Required work =
a - In the journal excerpt, list every action the narrator says a person might try without making a Rorschach image go away.
b - Pick up the journal excerpt where it stops and keep writing it.

Given passage =
Her frustration momentarily forgotten, she asks "Are you okay?" The next five minutes will tell me. Thankfully, pseudo-ephedrine hasn't lost it's punch, and within ten minutes, I'm able to breathe again. Senseless cats and burning weed be damned, I needed fresh air. Foggy weather and no moon out, it's just me and the midnight traffic.

I'm small, fading to insignificance, dragging this whole sordid arrangement with me. Politics, social engineering, it's a can of pre-fab contradictions, and I wish I could just put it down. But even if I try, I can always feel the fingers on spine, the whisper in my ear. Like a Rorschach blot, once you see the image, it never goes away no matter how many times to blink or rub your eyes, look away, shake your head.

Fidget's roommate can't sleep, but his obsession is observation, scientific pursuit. He's out on the telescope most nights. Not tonight though, too foggy.

I go back to bed, curl up. Fidget curls up next to me, argument forgotten, the cold war over.

Tuesday, March 20, 2012


The miracle of technology, it's said, brings people together. If anything, I've seen, it tears us apart. It exposes us, again and again, to our own personal anathemas. People and ideas we'd rather didn't exist, or at the very least, never spoke to us. No firm ground, no rarefied air.

I wonder if you still read this. I know, I've said it before that I'm getting ready to be rid of this thing. This... leftover from my old years, when I was a different person, in a different place, a different time. But that's just it, isn't it? I was still looking back then. I was still trying to figure things out, finding my place in the world one bit at a time. There was something intimately sexual about a person, blind to humanity, fumbling about in the dark. You could just... interpose yourself, and my hands would find you. Because, quite simply, you wanted to be found. Again and again.

Supplied records =
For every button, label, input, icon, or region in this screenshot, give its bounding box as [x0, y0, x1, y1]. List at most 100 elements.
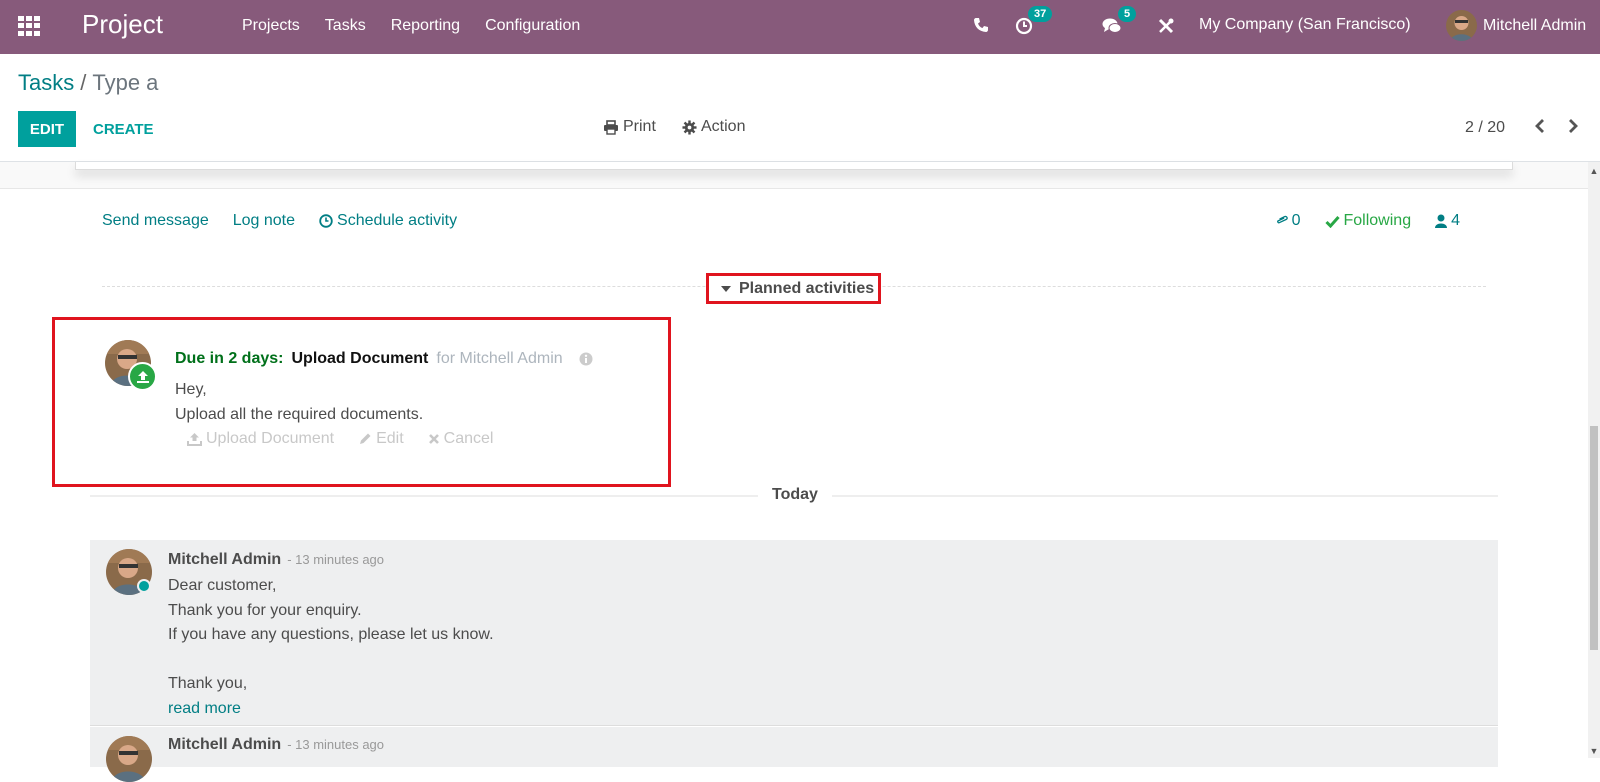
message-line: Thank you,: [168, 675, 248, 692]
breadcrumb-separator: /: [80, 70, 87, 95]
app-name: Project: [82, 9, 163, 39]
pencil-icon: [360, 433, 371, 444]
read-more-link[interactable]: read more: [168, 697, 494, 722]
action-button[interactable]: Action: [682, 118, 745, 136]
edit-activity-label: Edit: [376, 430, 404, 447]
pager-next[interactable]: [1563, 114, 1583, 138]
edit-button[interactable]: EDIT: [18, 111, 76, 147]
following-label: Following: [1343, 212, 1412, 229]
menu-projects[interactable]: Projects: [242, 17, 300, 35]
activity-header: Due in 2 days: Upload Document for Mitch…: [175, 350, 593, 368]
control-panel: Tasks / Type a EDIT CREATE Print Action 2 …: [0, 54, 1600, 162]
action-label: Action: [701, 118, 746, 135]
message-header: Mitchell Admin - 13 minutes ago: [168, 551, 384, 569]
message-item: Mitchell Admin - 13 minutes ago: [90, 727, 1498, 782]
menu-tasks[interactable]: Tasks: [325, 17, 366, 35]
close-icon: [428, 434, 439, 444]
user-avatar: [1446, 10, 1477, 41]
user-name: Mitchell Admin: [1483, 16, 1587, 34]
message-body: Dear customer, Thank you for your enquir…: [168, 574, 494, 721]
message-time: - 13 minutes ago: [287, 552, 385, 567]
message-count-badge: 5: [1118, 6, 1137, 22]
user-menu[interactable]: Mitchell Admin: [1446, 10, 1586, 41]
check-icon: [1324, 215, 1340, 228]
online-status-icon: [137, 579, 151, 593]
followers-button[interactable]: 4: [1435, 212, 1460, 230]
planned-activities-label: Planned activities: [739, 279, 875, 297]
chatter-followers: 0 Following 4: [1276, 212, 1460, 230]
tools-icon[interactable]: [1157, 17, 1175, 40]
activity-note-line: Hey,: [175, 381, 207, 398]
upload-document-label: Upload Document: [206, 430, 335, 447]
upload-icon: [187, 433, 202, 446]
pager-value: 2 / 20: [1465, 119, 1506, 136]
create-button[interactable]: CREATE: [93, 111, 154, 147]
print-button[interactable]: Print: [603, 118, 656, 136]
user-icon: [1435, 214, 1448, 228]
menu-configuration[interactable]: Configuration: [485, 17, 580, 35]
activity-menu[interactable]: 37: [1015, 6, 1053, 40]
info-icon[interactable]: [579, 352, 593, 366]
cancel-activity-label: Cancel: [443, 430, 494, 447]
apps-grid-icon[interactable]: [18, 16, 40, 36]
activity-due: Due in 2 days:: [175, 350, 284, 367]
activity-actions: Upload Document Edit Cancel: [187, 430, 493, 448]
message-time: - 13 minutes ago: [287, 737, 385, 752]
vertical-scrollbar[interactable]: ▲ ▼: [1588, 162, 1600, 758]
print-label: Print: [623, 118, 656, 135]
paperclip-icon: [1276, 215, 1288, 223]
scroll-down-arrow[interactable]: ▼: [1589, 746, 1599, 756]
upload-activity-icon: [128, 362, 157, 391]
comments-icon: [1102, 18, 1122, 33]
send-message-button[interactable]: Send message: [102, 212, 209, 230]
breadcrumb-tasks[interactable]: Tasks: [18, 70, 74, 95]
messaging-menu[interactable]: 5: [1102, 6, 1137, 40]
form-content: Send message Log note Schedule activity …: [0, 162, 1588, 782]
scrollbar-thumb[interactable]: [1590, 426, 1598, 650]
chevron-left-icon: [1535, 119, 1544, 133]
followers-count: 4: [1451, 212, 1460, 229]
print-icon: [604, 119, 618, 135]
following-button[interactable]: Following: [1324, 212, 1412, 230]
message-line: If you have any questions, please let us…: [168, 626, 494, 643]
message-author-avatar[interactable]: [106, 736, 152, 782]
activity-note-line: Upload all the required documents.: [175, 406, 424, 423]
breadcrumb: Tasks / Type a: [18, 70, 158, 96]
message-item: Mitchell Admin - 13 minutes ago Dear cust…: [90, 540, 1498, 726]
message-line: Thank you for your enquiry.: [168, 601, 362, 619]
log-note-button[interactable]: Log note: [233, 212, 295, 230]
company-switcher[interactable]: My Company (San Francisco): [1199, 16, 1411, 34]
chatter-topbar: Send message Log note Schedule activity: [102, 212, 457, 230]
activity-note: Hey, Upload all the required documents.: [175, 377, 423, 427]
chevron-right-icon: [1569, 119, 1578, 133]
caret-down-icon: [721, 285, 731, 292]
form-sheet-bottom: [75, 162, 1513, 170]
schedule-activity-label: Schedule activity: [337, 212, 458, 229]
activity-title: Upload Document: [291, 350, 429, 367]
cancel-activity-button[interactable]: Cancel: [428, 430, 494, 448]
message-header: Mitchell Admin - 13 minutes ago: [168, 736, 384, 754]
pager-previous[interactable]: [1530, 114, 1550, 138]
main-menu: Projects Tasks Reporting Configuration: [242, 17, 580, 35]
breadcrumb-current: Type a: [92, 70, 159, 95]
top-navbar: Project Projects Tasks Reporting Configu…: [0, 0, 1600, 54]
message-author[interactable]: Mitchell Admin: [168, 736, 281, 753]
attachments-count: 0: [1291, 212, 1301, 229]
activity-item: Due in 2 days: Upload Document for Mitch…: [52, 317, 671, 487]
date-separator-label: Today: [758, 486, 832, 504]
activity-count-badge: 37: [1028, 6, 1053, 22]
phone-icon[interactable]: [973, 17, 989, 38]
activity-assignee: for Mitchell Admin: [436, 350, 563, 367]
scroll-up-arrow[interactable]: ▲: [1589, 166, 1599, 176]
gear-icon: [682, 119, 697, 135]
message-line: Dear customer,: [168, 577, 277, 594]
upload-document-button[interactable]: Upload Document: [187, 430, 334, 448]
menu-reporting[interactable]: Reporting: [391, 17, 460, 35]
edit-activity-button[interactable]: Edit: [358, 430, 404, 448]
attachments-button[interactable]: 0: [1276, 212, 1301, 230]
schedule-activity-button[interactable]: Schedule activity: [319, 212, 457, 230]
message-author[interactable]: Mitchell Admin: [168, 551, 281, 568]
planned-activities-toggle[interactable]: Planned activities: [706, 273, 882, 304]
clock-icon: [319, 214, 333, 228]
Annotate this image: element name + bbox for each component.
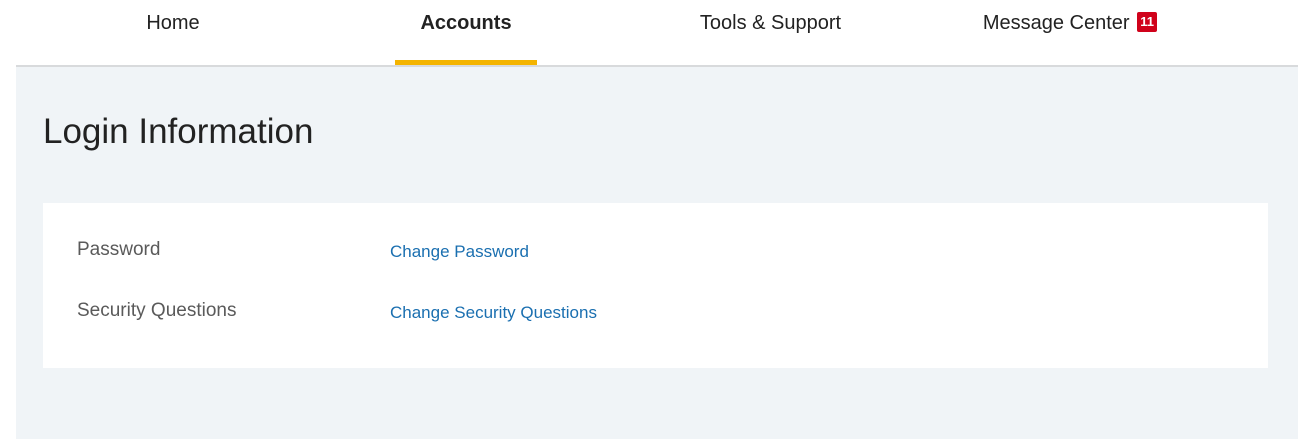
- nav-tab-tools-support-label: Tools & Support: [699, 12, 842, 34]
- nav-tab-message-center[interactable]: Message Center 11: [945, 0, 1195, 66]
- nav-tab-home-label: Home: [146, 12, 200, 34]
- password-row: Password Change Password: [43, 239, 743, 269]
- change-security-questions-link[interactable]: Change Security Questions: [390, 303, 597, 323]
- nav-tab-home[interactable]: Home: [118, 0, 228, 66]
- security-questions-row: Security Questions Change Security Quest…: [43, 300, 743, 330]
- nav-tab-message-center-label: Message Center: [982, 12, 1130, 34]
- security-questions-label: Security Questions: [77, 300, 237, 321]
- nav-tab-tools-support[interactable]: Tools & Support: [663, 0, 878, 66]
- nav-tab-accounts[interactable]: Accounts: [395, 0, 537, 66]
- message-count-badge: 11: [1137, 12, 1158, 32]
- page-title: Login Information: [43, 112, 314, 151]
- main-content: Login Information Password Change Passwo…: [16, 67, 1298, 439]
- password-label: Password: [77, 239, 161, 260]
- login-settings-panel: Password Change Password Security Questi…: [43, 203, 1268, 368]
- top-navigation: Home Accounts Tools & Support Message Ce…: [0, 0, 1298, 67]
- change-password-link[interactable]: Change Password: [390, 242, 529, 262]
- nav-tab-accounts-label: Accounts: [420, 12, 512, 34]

Per-task answers =
a - blink, rub your eyes, look away, shake your head

b -
I wonder if it's still that way for you. Whereas I was just trying to keep my head above water, you were trying your hardest to stay in the pool. Our ideas for morality had never landed at your shores, and it made everything you did seem strange, almost chaotic, in a beautiful, almost erotic, kind of way.

I wonder if you still read this, because I'm not the seeker I used to be. I'm not blindly groping, but rather traveling with one eye open. I found bits and pieces of myself, spread about from one crises to the next, but you left no footprints. I can close my eyes and catch a half-remember scent or witty comment, but there were no footprints and no paper trails. You were a ghost in the world presented to me. You didn't want to be found here, where you could be judged.

I'm an author now. I was before, but never like this. Completely free to produce whatever I wished. I've finished a story. That's something I never thought I would do - finish what I started. That's destination talk, when you were always more interested in the journey, in the experience. I'm going to publish my first story soon, as my own publisher. It's a pretty mature story, but I think you'd like it. It's believable because it's not the world I grew up in, dictated by morals and rules. It's believable because as I was writing it, I thought about you and the others, how you would all behave in a room together. It's believable because morality isn't something that can be laid out in a sentence, or even a book.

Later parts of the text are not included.